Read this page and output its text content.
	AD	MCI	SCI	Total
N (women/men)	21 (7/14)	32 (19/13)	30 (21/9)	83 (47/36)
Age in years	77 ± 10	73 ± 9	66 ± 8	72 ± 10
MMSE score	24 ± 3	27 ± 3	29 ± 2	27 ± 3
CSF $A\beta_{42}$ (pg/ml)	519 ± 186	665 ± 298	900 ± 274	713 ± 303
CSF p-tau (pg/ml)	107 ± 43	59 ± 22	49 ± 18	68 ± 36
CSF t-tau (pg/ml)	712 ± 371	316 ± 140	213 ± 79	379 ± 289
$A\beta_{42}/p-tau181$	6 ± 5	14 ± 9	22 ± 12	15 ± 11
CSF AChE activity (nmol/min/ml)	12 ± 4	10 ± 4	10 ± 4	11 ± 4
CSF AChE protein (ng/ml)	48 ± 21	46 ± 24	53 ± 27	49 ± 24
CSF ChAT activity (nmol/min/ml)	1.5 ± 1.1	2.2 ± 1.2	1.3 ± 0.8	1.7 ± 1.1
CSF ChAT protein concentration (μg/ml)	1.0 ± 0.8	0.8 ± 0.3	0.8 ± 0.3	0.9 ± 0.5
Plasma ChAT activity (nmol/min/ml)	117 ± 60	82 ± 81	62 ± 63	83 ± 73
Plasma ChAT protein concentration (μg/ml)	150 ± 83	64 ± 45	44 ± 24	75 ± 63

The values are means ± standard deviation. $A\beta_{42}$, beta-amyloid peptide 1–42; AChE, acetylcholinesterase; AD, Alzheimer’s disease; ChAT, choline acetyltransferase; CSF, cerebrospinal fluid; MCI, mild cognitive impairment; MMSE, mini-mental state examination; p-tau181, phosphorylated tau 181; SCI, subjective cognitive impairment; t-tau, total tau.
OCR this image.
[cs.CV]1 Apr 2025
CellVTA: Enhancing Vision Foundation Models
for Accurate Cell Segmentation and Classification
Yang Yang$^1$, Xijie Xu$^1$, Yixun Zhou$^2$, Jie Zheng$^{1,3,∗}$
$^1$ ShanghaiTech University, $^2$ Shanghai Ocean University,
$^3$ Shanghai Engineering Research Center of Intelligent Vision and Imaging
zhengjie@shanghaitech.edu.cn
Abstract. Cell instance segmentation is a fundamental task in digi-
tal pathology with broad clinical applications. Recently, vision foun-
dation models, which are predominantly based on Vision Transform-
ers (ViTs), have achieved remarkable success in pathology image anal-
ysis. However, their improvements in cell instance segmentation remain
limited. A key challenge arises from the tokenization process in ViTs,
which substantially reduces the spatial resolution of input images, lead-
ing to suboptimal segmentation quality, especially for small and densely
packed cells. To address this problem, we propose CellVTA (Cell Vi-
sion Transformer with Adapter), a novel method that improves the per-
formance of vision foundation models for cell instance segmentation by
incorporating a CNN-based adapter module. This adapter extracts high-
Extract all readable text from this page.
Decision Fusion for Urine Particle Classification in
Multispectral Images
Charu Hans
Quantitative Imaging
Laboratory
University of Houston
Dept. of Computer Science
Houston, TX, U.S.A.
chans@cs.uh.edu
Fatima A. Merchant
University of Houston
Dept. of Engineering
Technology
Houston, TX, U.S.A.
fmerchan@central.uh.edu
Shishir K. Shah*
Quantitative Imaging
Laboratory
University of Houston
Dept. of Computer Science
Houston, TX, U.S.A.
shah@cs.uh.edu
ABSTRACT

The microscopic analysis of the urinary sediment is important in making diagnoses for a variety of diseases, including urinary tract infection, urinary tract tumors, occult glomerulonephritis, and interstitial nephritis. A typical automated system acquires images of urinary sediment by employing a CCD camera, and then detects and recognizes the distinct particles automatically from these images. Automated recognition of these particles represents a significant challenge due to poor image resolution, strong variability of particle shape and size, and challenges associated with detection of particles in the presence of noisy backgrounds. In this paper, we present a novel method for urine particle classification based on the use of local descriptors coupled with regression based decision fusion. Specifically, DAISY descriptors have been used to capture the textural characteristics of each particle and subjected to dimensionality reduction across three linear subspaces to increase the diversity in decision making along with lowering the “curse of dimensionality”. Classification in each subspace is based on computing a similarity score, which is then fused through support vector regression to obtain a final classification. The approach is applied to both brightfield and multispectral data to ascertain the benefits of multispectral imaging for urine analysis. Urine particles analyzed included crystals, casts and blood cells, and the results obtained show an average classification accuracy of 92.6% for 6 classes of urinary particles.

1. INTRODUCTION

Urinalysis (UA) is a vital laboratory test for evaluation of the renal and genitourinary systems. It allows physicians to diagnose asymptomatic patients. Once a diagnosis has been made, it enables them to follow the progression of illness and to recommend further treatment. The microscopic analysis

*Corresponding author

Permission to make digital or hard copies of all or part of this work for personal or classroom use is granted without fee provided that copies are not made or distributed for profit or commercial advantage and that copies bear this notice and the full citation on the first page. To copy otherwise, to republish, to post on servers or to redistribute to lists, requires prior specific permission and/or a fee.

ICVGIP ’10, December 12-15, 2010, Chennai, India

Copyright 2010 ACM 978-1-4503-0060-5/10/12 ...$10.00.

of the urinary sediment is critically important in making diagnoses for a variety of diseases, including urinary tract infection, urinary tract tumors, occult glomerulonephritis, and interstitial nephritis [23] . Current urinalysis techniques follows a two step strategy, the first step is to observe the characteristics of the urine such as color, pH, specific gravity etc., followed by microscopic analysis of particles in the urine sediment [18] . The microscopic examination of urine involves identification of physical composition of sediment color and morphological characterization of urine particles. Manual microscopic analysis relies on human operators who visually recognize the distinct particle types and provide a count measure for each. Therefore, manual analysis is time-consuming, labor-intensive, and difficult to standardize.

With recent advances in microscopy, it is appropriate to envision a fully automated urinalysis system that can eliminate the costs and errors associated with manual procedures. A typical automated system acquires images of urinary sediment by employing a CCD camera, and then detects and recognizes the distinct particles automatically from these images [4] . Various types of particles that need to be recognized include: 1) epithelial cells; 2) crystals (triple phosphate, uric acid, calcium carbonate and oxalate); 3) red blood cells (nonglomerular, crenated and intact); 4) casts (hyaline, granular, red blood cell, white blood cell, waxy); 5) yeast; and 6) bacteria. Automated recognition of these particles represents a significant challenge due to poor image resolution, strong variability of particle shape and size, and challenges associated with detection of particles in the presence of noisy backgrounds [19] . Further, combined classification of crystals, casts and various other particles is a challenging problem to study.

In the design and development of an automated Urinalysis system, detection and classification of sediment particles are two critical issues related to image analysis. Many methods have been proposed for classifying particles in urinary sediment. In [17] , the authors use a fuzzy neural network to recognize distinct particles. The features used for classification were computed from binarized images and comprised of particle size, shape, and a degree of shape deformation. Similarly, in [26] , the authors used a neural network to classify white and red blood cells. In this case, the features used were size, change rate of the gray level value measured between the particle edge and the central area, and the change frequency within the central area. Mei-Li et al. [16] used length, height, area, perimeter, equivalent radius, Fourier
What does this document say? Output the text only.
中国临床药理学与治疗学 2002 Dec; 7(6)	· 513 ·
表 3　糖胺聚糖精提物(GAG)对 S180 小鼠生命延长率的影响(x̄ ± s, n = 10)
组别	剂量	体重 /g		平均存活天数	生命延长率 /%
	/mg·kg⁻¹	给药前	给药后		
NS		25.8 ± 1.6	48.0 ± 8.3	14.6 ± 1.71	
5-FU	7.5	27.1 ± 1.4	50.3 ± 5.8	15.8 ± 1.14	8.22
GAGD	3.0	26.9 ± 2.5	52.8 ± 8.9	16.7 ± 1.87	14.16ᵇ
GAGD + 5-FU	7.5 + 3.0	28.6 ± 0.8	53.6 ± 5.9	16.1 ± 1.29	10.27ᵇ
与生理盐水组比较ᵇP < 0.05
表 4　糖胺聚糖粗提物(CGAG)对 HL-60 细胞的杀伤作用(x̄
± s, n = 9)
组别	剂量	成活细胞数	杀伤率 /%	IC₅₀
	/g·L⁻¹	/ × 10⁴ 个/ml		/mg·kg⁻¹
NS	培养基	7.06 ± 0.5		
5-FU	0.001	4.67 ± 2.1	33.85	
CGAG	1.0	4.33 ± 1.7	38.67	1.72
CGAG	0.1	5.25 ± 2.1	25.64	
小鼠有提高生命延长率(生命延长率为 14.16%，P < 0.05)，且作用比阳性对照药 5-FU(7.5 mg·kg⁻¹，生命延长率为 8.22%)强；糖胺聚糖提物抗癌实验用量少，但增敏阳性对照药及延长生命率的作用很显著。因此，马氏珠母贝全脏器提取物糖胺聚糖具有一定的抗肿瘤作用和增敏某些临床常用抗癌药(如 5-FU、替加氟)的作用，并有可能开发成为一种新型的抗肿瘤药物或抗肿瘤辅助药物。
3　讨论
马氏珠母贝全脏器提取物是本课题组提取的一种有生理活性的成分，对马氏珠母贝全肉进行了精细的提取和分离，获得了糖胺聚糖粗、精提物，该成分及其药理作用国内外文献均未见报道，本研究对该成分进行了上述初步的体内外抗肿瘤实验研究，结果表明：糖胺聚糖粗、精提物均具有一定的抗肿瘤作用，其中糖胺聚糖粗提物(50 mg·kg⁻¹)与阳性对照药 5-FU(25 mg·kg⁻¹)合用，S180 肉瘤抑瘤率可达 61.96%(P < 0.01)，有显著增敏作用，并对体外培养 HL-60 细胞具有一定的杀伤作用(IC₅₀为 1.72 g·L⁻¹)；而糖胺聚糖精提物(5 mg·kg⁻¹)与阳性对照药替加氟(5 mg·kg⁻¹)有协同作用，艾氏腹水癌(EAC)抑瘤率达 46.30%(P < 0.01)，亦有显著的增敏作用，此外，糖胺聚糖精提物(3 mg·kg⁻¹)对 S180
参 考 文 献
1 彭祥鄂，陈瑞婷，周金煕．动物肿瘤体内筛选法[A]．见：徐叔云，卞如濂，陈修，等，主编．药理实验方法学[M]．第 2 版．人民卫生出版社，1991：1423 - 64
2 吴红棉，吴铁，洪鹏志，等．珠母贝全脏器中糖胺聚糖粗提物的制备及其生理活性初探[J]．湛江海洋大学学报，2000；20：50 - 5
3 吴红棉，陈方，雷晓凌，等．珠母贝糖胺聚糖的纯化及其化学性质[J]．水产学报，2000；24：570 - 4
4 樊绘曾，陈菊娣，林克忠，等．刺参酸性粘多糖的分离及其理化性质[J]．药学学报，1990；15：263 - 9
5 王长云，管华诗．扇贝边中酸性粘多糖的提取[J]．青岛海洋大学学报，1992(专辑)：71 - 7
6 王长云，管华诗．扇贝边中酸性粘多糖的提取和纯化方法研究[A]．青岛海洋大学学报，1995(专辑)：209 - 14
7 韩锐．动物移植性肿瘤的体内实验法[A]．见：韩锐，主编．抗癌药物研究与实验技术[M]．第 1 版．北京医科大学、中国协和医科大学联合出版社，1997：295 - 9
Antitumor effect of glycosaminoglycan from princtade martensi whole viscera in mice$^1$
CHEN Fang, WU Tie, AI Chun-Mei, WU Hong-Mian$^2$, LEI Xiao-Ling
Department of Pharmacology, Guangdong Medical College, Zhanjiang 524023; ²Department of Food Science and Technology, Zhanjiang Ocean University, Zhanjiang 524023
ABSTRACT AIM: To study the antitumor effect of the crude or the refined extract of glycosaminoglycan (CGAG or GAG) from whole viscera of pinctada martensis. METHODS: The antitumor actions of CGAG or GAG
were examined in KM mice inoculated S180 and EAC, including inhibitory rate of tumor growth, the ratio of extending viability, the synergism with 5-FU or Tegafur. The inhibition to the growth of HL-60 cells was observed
################
> **PROBLEM STATEMENT**:
In the records, locate each line holding the string "Technology" and copy it.

> **TASK OUTPUT**:
Technology
Department of Pharmacology, Guangdong Medical College, Zhanjiang 524023; ²Department of Food Science and Technology, Zhanjiang Ocean University, Zhanjiang 524023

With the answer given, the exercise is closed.